*Directions for this task*. Rewrite the lines as a JSON list of strings, one string per line, leaving out blank lines. Begin with the first line and stop after the line that contains "metric-value: 45,062 [64,242,161,278]".

****************

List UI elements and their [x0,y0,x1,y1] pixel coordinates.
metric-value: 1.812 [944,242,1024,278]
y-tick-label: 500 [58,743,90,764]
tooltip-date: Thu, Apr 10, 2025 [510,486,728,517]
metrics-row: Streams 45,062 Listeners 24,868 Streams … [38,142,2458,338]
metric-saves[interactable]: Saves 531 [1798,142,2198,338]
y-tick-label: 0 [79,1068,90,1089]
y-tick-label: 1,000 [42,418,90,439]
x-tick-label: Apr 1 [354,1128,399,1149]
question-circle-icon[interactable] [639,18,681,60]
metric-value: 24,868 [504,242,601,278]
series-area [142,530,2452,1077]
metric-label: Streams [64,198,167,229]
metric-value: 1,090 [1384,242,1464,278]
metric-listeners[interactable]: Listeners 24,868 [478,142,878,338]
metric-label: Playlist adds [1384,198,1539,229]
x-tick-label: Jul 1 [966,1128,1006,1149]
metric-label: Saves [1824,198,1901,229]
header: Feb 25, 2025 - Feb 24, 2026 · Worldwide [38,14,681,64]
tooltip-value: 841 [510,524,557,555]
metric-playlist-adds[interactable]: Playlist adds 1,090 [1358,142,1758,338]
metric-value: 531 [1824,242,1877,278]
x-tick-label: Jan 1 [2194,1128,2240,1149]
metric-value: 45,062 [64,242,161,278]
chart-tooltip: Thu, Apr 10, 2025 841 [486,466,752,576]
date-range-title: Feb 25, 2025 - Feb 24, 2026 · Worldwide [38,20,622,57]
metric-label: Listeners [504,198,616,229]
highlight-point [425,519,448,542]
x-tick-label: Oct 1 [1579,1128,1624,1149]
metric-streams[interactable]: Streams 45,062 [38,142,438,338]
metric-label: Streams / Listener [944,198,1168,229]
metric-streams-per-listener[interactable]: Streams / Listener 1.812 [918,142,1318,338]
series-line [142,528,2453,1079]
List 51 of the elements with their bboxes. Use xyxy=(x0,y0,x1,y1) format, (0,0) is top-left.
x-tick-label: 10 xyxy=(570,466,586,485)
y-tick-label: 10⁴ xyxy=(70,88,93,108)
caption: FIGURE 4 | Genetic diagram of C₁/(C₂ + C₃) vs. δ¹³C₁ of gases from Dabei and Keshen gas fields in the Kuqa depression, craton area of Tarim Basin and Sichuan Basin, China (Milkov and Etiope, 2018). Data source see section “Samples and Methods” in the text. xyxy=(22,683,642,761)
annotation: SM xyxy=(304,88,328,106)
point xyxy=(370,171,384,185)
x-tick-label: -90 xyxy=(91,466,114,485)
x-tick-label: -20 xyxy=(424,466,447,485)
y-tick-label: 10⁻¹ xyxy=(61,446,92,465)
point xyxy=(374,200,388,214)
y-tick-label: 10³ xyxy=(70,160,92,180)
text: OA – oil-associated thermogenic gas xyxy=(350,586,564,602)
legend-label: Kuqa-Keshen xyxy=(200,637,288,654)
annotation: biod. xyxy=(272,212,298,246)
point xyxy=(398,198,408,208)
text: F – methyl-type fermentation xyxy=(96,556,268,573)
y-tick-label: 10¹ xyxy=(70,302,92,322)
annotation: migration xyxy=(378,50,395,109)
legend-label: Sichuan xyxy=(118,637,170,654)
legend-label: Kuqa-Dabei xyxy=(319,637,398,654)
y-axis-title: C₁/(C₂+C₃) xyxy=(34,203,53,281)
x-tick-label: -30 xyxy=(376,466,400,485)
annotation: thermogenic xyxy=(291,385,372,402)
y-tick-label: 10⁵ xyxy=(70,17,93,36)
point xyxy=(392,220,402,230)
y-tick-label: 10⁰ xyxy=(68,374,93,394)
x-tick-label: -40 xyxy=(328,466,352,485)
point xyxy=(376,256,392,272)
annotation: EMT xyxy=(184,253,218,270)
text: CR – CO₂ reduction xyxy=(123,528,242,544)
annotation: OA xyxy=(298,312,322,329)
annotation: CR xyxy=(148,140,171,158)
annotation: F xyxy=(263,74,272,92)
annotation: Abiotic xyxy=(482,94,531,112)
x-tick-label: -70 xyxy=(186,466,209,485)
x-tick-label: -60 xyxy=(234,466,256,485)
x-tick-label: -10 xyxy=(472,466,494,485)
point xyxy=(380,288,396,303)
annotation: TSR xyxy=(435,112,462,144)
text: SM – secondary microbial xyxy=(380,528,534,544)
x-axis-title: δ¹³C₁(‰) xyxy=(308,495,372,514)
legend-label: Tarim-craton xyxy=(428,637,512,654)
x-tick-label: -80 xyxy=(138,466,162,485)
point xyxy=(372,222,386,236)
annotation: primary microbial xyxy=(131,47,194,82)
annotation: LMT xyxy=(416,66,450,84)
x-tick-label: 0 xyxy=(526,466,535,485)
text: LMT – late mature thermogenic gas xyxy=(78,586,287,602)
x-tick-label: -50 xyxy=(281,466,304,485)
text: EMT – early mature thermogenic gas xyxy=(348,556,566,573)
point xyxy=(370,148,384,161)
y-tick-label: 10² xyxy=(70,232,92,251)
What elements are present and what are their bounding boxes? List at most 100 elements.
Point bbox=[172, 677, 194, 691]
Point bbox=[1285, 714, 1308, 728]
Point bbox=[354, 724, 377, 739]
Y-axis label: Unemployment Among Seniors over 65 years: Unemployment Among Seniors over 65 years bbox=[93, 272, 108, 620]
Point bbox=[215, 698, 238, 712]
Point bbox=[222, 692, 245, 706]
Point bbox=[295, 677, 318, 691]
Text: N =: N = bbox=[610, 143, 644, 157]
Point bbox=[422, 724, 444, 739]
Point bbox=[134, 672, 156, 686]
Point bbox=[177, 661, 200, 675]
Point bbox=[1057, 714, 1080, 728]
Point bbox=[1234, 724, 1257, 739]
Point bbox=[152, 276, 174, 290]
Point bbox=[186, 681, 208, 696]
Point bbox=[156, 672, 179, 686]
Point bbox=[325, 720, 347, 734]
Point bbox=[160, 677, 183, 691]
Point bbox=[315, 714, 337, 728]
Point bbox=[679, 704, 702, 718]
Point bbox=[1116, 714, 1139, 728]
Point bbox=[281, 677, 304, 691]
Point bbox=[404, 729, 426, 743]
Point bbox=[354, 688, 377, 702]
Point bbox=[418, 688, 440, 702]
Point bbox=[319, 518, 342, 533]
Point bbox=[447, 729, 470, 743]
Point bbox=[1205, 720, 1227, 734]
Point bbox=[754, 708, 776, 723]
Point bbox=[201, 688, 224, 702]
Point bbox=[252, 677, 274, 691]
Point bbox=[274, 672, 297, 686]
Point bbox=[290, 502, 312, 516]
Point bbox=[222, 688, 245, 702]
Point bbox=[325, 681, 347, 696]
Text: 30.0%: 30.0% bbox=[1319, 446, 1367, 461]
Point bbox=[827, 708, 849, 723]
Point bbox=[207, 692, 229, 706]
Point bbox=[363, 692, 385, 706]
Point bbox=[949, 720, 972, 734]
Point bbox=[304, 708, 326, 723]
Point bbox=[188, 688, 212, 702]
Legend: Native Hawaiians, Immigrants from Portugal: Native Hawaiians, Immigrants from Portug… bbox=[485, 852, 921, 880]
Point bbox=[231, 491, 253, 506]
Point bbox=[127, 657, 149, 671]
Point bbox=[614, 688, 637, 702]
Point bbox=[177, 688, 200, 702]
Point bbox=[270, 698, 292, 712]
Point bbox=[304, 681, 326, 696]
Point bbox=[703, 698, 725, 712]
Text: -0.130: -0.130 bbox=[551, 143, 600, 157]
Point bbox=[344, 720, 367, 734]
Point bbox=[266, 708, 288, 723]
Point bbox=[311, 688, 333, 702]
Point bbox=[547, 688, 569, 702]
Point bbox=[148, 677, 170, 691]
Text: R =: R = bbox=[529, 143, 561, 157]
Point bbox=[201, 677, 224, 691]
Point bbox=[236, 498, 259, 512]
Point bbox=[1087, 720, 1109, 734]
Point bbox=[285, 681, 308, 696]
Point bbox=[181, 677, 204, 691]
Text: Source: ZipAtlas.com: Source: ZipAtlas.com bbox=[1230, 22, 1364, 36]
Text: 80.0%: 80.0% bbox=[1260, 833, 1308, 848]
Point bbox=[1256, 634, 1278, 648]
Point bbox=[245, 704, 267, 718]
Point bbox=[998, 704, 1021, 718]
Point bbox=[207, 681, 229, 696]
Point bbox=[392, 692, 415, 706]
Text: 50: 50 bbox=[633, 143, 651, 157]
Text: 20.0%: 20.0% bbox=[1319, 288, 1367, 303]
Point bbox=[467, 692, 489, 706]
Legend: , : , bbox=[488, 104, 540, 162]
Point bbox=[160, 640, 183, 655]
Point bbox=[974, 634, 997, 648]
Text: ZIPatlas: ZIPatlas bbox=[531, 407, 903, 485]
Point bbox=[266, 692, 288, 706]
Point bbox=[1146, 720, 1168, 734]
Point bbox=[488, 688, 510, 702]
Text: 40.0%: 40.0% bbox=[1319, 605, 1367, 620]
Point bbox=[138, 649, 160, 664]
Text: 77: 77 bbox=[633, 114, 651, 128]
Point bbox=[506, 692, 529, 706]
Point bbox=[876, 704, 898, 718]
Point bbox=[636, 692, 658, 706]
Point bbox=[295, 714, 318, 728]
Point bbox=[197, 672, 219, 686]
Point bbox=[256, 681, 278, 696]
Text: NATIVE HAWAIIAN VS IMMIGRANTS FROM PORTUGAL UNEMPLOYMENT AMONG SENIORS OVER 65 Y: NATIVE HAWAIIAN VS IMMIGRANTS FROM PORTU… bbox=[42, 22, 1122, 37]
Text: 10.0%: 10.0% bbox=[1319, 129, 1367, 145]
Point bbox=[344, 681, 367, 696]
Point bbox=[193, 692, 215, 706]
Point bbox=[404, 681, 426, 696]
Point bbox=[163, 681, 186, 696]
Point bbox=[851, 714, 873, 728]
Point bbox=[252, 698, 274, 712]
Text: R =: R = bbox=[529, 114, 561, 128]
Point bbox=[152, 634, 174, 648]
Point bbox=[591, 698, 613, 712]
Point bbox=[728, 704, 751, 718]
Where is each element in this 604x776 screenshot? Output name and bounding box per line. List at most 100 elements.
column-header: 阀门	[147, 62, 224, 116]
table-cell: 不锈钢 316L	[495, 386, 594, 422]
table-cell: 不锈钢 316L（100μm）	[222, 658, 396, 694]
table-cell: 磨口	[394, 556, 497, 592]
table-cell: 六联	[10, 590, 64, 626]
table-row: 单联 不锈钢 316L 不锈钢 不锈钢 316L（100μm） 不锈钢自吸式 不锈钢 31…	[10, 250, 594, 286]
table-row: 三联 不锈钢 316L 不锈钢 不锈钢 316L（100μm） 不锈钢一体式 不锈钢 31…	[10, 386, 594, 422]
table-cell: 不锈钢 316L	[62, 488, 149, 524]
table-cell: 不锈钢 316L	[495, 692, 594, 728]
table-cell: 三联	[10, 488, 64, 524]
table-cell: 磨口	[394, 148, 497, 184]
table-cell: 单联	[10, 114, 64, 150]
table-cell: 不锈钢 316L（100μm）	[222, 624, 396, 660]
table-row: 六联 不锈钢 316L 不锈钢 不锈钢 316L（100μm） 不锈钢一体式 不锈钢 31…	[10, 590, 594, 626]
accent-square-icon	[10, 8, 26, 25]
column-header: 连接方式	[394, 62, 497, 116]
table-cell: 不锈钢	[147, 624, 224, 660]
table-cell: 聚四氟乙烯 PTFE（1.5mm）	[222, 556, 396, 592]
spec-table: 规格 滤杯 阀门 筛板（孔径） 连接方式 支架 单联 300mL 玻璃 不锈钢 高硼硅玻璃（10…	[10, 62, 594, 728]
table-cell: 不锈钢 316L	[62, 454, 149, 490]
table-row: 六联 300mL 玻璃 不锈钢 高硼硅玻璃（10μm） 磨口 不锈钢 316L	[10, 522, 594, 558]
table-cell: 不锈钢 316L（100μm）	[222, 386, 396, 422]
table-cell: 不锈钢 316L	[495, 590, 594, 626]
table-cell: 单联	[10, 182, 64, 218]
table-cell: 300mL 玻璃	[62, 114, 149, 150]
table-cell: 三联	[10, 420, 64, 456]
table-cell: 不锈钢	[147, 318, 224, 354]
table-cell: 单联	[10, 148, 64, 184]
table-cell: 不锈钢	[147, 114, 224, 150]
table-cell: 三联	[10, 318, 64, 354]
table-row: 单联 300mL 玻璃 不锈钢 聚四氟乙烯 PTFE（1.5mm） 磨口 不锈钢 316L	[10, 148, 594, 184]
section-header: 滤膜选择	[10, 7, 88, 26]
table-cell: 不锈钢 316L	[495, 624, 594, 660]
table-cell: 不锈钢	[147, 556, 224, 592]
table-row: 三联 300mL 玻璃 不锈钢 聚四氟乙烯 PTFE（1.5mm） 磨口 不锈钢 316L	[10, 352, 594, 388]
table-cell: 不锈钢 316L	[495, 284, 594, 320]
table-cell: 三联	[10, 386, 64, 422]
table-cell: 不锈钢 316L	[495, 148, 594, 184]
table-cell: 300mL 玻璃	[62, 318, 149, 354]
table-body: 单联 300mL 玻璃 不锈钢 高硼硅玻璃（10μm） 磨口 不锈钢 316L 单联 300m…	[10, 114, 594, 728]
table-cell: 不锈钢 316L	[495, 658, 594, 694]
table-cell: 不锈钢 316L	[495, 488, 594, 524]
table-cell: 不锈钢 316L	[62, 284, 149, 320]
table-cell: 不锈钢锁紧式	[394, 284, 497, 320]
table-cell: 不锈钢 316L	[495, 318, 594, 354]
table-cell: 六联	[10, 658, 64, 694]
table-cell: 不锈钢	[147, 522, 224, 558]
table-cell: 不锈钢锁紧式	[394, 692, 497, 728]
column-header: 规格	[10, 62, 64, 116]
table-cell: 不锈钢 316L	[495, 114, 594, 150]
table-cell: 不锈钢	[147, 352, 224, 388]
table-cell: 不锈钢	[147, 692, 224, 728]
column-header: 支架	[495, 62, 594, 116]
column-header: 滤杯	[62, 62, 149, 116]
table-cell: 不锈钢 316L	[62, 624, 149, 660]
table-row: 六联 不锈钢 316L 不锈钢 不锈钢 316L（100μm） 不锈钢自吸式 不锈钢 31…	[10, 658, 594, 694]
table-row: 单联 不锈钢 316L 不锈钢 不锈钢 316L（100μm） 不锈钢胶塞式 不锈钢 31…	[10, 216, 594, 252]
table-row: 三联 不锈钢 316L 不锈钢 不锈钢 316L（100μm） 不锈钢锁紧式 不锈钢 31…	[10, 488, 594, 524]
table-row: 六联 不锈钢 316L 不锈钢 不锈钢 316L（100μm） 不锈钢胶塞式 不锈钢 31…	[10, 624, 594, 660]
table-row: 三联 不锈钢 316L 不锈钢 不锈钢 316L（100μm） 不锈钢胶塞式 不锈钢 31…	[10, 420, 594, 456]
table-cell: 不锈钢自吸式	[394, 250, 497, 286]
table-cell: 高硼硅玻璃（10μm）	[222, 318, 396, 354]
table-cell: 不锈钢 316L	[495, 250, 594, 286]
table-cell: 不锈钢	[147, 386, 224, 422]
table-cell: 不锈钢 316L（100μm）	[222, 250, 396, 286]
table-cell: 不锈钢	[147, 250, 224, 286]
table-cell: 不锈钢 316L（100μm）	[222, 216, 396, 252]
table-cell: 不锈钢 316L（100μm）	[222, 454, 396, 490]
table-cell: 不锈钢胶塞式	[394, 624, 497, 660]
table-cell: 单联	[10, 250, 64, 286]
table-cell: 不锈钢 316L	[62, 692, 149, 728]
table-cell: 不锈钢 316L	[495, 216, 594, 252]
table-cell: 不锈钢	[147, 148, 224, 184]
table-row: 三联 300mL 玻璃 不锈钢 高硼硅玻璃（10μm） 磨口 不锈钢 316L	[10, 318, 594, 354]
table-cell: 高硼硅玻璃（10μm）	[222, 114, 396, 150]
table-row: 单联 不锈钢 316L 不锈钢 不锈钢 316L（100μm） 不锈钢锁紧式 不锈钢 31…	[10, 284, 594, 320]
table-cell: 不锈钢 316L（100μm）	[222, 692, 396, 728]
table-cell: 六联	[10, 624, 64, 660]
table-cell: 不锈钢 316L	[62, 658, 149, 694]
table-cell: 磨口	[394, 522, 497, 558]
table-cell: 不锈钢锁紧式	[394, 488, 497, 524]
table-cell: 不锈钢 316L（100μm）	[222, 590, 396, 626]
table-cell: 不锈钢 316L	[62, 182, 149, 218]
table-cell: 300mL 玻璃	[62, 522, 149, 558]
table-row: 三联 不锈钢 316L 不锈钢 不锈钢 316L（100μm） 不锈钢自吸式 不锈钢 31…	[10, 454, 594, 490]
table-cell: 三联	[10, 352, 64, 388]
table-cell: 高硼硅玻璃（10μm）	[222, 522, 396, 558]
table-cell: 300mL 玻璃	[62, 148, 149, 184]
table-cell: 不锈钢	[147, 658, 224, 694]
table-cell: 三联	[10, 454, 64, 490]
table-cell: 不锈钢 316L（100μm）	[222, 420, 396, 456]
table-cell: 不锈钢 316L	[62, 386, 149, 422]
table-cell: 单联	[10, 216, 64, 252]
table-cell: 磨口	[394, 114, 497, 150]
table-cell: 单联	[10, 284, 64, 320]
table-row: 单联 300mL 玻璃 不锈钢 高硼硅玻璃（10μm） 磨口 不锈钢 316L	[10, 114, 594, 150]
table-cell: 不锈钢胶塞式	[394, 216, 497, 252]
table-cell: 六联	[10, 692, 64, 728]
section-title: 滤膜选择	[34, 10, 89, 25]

****************

*Expected answer*.
[
  "List UI elements and their [x0,y0,x1,y1] pixel coordinates.",
  "metric-value: 1.812 [944,242,1024,278]",
  "y-tick-label: 500 [58,743,90,764]",
  "tooltip-date: Thu, Apr 10, 2025 [510,486,728,517]",
  "metrics-row: Streams 45,062 Listeners 24,868 Streams … [38,142,2458,338]",
  "metric-saves[interactable]: Saves 531 [1798,142,2198,338]",
  "y-tick-label: 0 [79,1068,90,1089]",
  "y-tick-label: 1,000 [42,418,90,439]",
  "x-tick-label: Apr 1 [354,1128,399,1149]",
  "question-circle-icon[interactable] [639,18,681,60]",
  "metric-value: 24,868 [504,242,601,278]",
  "series-area [142,530,2452,1077]",
  "metric-label: Streams [64,198,167,229]",
  "metric-value: 1,090 [1384,242,1464,278]",
  "metric-listeners[interactable]: Listeners 24,868 [478,142,878,338]",
  "metric-label: Playlist adds [1384,198,1539,229]",
  "x-tick-label: Jul 1 [966,1128,1006,1149]",
  "metric-label: Saves [1824,198,1901,229]",
  "header: Feb 25, 2025 - Feb 24, 2026 · Worldwide [38,14,681,64]",
  "tooltip-value: 841 [510,524,557,555]",
  "metric-playlist-adds[interactable]: Playlist adds 1,090 [1358,142,1758,338]",
  "metric-value: 531 [1824,242,1877,278]",
  "x-tick-label: Jan 1 [2194,1128,2240,1149]",
  "metric-value: 45,062 [64,242,161,278]"
]